--- start DATA IN THIS EXERCISE ---
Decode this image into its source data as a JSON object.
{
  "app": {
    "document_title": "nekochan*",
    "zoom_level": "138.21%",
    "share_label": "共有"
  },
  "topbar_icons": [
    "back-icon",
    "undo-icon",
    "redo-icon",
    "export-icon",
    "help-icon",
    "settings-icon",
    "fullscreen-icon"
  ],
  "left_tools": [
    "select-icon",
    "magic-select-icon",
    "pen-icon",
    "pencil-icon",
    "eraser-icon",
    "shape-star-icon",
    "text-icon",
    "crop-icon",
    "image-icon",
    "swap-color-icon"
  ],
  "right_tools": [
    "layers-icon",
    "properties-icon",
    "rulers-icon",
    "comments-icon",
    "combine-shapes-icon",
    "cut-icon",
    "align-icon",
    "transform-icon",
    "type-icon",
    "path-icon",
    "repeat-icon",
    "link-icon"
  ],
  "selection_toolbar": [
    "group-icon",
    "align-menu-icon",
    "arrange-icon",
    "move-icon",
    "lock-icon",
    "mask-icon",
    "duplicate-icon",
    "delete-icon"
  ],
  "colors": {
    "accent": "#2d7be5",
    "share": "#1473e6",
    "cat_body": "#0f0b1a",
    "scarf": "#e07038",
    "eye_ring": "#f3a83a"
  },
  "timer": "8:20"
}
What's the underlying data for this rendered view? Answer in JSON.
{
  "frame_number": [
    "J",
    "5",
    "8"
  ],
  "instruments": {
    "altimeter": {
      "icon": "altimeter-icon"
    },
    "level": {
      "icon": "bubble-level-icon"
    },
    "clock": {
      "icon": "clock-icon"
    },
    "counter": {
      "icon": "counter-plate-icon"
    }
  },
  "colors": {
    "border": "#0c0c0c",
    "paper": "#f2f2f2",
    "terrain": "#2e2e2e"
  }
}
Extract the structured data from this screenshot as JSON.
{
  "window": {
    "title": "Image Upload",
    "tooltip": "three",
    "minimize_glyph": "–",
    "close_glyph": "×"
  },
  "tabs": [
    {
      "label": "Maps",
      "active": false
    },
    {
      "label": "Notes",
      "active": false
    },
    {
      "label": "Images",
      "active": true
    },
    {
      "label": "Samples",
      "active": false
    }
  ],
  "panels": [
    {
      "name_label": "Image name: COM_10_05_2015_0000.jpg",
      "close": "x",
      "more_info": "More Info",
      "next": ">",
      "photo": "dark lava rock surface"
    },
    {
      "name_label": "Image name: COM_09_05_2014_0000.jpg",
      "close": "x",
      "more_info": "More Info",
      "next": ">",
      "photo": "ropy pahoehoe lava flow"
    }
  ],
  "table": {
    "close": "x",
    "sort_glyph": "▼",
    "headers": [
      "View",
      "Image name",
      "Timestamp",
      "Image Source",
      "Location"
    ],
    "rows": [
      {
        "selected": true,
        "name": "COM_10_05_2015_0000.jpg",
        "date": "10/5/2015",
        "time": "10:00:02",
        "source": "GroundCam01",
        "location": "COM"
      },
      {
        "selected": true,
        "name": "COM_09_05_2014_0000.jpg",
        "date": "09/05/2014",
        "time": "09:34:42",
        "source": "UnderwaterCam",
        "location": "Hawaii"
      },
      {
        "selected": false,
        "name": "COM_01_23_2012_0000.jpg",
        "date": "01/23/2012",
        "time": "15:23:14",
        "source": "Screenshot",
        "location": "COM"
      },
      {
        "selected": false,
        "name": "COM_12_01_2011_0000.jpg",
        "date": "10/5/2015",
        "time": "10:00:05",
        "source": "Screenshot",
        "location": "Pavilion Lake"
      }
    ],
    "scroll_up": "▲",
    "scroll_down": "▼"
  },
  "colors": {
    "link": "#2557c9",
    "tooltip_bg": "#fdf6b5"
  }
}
--- end DATA IN THIS EXERCISE ---
- **WHAT IS ASKED**: Look through the data above. Copy every line with the string "photo" in it.

- **RESULT OF THE TASK**:
      "photo": "dark lava rock surface"
      "photo": "ropy pahoehoe lava flow"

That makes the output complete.